What is asked -
Write out each line exactly as given. Leave the pictures out of your copy.

---------------

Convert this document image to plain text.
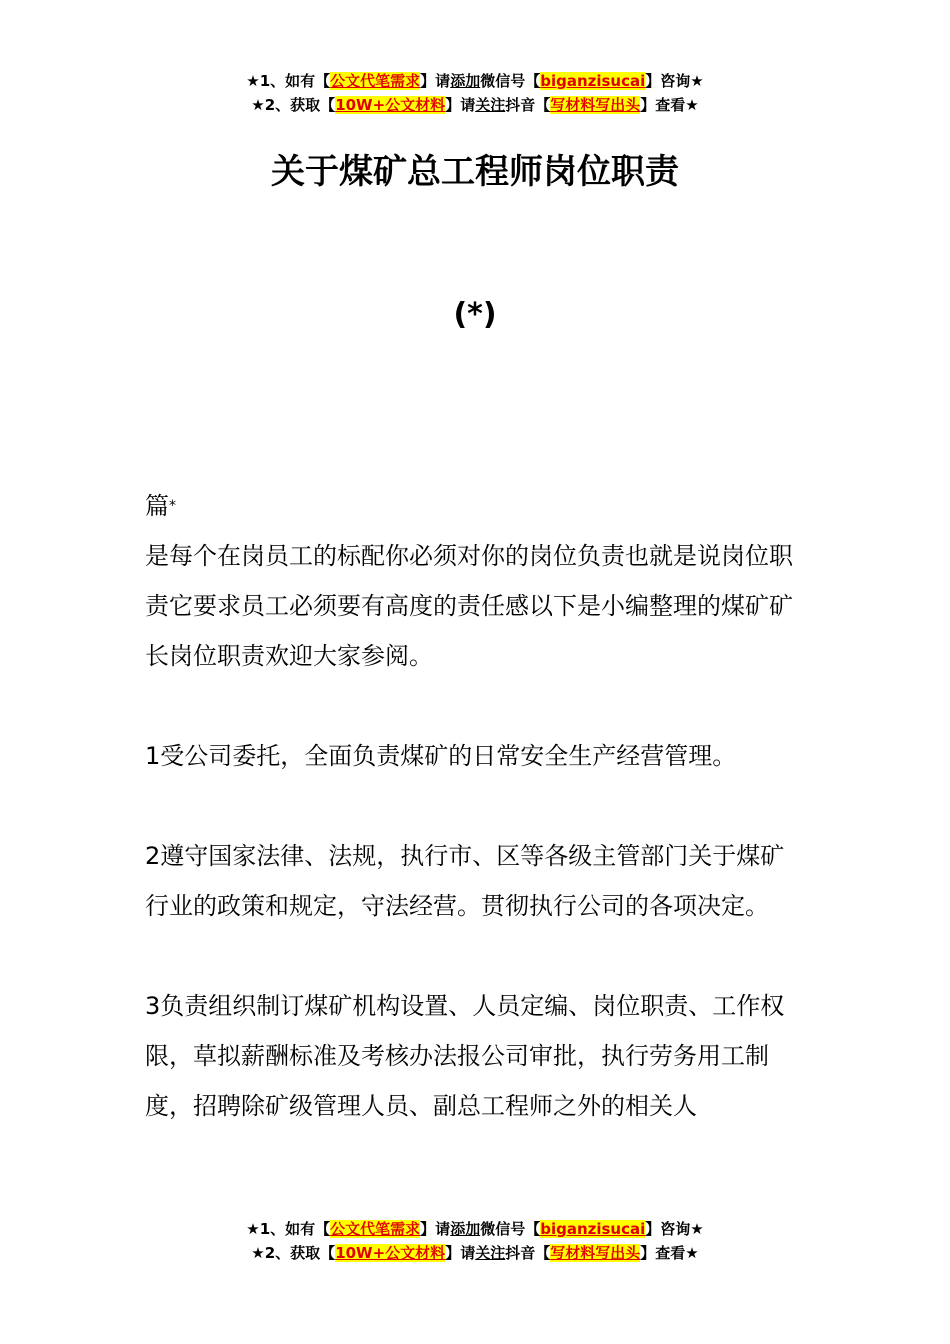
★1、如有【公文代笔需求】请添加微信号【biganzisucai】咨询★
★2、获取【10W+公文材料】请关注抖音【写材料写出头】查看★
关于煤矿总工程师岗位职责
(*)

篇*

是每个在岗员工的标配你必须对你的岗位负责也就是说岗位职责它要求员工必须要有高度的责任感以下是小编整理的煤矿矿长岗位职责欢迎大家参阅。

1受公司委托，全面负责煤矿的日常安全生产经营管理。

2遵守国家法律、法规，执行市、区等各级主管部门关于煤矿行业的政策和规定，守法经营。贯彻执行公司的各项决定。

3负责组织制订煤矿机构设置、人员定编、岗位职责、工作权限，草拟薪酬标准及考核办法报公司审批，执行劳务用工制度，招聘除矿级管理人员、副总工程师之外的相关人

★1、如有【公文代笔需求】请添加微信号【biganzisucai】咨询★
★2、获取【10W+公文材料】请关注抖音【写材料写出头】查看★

---------------

Exercise answer -
Convert this document image to plain text.
★1、如有【公文代笔需求】请添加微信号【biganzisucai】咨询★
★2、获取【10W+公文材料】请关注抖音【写材料写出头】查看★
关于煤矿总工程师岗位职责
(*)

篇*

是每个在岗员工的标配你必须对你的岗位负责也就是说岗位职责它要求员工必须要有高度的责任感以下是小编整理的煤矿矿长岗位职责欢迎大家参阅。

1受公司委托，全面负责煤矿的日常安全生产经营管理。

2遵守国家法律、法规，执行市、区等各级主管部门关于煤矿行业的政策和规定，守法经营。贯彻执行公司的各项决定。

3负责组织制订煤矿机构设置、人员定编、岗位职责、工作权限，草拟薪酬标准及考核办法报公司审批，执行劳务用工制度，招聘除矿级管理人员、副总工程师之外的相关人

★1、如有【公文代笔需求】请添加微信号【biganzisucai】咨询★
★2、获取【10W+公文材料】请关注抖音【写材料写出头】查看★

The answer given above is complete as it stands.